Do this
Gather all lines in the entries below that include the word "内陆平原".

▼

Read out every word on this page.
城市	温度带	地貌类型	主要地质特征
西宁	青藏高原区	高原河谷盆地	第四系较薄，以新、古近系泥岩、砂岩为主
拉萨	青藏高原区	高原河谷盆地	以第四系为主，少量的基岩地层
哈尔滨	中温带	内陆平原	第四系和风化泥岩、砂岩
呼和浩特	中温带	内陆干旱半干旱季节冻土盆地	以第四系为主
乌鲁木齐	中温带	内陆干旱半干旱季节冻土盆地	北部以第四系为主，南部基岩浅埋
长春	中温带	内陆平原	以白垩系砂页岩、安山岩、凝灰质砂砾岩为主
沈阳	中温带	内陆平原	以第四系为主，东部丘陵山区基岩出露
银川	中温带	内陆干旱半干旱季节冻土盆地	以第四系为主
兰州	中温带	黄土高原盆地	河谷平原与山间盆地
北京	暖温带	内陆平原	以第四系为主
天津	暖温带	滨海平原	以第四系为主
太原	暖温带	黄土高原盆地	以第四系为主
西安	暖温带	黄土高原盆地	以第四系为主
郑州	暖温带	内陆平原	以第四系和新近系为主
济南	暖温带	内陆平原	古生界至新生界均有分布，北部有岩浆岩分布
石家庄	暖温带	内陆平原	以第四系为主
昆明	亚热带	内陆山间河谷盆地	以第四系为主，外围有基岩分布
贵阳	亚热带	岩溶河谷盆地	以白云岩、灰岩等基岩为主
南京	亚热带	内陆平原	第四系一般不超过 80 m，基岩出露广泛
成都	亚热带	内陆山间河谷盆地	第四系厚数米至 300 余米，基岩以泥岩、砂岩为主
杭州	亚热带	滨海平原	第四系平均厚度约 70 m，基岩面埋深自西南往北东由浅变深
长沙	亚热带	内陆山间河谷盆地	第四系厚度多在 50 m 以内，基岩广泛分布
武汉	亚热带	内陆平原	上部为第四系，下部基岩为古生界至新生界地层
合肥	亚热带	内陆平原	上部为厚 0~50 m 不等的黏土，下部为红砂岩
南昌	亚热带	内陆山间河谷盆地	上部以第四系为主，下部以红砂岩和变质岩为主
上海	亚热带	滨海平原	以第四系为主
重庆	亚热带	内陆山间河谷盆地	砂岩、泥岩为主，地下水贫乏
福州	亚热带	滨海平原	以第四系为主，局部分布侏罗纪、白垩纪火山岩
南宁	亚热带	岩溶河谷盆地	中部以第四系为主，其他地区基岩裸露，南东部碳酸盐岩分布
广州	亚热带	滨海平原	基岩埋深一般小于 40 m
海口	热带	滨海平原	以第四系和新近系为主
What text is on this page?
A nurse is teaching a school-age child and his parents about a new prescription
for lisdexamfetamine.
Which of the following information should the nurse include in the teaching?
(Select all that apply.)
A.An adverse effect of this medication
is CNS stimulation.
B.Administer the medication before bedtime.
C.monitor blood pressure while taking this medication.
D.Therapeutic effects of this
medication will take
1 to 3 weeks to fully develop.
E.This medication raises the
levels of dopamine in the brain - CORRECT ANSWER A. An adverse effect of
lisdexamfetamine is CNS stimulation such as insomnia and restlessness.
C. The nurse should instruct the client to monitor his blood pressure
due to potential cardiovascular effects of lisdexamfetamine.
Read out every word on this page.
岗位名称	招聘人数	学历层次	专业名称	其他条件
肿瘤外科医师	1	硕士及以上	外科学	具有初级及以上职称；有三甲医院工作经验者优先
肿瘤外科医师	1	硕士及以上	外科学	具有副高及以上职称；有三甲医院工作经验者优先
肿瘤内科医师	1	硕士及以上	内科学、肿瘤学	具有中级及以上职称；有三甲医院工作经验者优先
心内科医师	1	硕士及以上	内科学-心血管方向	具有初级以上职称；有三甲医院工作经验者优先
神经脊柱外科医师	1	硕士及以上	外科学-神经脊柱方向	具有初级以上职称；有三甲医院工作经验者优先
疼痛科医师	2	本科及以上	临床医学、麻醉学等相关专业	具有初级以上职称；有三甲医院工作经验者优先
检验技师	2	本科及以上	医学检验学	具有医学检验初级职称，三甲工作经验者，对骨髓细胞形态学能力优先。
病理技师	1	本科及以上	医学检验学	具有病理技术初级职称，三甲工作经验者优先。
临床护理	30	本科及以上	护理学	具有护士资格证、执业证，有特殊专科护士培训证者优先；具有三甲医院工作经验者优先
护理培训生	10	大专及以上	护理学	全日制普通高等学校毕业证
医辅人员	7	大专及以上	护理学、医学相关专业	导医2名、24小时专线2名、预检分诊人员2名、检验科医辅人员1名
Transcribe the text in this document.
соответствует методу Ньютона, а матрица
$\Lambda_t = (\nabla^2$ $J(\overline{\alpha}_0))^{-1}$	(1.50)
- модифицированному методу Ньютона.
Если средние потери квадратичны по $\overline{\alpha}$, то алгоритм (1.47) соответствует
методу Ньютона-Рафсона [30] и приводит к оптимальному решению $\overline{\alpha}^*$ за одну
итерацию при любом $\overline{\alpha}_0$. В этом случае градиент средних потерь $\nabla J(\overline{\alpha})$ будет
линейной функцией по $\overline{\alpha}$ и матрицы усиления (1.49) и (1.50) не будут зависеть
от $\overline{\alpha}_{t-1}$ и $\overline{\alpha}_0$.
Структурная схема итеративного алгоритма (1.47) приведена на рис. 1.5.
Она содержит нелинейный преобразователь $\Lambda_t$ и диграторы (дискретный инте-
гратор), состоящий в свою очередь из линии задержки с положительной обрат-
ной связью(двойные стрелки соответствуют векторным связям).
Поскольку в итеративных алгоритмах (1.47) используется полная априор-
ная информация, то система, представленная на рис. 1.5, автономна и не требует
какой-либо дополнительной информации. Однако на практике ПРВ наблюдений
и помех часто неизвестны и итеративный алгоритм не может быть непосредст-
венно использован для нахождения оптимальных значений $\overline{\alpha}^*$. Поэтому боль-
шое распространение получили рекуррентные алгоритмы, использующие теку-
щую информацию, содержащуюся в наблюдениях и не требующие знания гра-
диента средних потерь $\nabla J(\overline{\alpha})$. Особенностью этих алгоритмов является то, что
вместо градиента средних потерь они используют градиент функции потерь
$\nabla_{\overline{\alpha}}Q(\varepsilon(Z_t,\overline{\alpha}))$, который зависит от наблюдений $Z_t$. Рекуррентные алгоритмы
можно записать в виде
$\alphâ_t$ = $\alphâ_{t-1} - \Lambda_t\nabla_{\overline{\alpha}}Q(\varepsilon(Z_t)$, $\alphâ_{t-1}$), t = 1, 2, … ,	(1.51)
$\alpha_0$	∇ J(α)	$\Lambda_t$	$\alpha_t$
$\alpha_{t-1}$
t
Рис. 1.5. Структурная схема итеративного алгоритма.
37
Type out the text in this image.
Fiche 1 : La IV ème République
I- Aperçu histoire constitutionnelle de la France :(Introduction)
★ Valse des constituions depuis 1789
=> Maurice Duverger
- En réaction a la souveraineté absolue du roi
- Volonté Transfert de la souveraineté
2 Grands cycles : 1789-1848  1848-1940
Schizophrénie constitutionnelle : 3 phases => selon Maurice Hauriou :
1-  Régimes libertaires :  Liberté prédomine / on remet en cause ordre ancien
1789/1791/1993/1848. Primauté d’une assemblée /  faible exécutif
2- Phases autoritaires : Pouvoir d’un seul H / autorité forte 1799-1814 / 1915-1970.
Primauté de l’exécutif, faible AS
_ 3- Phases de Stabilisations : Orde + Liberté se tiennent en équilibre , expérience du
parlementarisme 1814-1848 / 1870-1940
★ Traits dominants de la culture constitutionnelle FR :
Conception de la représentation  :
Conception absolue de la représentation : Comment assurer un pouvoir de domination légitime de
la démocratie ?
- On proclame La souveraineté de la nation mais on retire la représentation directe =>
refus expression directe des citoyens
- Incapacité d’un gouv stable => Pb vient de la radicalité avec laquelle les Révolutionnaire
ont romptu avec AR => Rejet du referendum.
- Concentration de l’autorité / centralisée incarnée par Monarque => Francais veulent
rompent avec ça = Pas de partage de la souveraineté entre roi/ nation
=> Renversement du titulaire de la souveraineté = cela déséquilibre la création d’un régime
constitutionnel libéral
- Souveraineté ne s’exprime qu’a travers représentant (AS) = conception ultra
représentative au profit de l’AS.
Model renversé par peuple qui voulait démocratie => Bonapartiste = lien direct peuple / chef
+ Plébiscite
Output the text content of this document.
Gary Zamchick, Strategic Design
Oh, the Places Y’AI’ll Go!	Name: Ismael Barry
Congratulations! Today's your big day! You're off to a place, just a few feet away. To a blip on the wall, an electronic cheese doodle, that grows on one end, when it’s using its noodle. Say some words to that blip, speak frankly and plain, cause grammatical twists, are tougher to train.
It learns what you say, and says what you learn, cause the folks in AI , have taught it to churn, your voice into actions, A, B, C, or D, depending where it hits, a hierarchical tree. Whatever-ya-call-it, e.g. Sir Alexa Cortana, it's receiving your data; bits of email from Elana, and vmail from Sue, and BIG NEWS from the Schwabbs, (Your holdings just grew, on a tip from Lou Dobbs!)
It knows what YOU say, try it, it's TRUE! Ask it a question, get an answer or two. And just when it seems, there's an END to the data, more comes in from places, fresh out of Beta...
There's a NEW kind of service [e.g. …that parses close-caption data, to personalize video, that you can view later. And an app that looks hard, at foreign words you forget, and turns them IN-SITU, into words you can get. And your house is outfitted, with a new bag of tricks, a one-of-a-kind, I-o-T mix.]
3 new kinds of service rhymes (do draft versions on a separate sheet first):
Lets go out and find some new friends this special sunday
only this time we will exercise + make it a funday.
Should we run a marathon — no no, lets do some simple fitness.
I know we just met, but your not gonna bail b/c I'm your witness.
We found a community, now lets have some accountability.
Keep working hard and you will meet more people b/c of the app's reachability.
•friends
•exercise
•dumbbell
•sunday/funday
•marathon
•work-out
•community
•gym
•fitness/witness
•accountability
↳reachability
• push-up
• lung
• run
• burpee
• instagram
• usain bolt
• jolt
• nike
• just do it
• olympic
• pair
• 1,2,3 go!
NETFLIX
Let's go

▲

Solved exercise
哈尔滨	中温带	内陆平原	第四系和风化泥岩、砂岩
长春	中温带	内陆平原	以白垩系砂页岩、安山岩、凝灰质砂砾岩为主
沈阳	中温带	内陆平原	以第四系为主，东部丘陵山区基岩出露
北京	暖温带	内陆平原	以第四系为主
郑州	暖温带	内陆平原	以第四系和新近系为主
济南	暖温带	内陆平原	古生界至新生界均有分布，北部有岩浆岩分布
石家庄	暖温带	内陆平原	以第四系为主
南京	亚热带	内陆平原	第四系一般不超过 80 m，基岩出露广泛
武汉	亚热带	内陆平原	上部为第四系，下部基岩为古生界至新生界地层
合肥	亚热带	内陆平原	上部为厚 0~50 m 不等的黏土，下部为红砂岩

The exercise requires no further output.